-- Required task --
Sift the material for lines containing "this", and return them.

-- Supplied entries --
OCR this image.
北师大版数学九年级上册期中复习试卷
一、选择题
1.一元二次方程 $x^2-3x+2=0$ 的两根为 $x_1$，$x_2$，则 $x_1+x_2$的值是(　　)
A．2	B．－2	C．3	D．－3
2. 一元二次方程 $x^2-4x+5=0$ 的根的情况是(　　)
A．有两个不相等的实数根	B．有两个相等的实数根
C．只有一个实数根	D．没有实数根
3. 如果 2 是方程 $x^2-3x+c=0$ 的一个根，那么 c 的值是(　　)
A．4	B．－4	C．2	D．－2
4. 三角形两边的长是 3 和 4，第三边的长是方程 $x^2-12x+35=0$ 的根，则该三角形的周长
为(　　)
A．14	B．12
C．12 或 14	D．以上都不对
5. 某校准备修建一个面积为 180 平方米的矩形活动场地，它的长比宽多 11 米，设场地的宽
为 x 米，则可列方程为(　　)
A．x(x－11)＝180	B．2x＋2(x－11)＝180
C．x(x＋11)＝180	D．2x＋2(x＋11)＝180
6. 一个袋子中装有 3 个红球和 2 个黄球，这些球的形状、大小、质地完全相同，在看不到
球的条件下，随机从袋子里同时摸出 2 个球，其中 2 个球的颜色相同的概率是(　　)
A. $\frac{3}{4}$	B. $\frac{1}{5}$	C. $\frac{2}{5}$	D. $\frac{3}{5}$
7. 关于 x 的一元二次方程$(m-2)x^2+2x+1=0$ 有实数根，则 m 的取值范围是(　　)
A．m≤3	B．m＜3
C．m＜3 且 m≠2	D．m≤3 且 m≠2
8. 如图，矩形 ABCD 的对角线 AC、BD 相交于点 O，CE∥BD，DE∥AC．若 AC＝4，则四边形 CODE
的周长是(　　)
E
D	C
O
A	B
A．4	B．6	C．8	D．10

* * *

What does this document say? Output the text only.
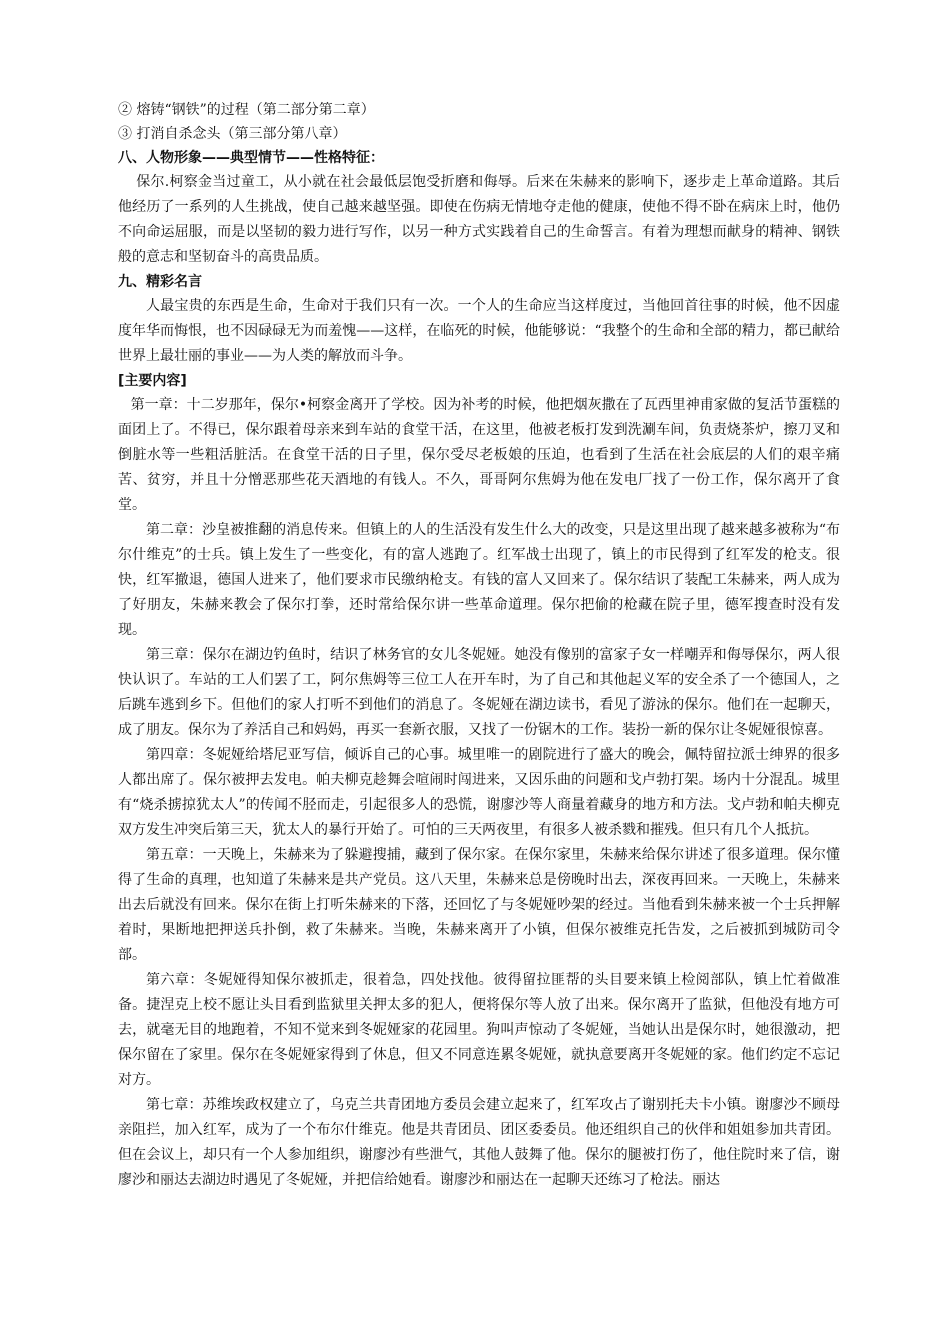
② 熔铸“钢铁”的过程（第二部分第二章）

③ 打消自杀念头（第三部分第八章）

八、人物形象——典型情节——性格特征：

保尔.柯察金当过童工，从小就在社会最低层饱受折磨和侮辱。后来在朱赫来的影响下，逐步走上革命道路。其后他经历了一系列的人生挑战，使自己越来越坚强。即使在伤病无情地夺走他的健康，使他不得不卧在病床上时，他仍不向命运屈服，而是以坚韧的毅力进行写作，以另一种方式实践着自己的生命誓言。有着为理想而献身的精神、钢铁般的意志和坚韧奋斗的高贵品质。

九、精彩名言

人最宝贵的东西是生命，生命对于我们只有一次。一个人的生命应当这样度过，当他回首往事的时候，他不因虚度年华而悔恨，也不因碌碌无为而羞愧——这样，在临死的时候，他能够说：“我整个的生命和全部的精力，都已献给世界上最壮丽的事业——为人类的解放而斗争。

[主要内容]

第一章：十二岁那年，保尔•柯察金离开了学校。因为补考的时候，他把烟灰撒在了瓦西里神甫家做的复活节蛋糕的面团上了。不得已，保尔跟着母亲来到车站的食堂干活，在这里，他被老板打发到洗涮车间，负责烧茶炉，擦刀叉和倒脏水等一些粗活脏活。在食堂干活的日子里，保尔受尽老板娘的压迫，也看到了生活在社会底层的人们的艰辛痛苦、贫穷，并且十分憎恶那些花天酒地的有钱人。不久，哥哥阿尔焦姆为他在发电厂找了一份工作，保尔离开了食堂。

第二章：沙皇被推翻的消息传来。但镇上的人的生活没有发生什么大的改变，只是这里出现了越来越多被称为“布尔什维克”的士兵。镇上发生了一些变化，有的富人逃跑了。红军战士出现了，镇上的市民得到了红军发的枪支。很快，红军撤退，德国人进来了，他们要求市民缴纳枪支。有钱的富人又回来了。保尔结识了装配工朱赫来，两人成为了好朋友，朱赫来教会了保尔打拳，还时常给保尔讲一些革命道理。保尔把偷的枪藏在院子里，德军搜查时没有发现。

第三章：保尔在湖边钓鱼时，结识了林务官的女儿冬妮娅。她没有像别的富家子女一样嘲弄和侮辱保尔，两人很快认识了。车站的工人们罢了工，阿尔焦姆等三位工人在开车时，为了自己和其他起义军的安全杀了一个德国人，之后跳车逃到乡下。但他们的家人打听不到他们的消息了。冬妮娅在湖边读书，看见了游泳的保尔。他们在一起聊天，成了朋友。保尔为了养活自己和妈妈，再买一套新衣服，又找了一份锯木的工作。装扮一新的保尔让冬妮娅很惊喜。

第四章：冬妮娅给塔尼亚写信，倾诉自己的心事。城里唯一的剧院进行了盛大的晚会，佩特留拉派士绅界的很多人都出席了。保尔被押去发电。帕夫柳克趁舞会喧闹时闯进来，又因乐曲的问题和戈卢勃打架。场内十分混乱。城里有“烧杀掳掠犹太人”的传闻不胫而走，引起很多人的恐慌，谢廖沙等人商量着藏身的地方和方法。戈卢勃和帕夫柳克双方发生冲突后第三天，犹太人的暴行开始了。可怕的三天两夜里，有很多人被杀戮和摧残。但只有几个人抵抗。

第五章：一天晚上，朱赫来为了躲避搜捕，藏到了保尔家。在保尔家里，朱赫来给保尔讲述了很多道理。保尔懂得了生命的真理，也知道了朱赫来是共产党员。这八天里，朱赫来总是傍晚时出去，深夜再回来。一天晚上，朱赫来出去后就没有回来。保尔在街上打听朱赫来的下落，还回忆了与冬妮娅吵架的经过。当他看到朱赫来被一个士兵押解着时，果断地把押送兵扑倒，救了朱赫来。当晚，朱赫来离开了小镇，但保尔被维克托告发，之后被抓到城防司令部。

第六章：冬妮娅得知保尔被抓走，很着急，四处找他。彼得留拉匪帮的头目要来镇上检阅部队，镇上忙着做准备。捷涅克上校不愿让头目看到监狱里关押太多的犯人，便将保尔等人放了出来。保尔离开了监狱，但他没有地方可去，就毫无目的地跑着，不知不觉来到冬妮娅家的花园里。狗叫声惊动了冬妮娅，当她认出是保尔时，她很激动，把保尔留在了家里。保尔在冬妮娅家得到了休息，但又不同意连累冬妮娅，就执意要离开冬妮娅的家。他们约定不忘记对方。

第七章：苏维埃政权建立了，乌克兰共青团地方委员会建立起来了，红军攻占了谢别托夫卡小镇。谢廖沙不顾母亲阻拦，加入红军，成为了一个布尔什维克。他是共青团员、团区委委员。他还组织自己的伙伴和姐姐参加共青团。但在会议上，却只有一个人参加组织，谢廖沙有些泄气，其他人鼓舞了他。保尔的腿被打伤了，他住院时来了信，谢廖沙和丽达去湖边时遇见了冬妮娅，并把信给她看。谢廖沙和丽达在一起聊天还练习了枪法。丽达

-- Result of the task --
OCR this image.
What does this document say? Output the text only.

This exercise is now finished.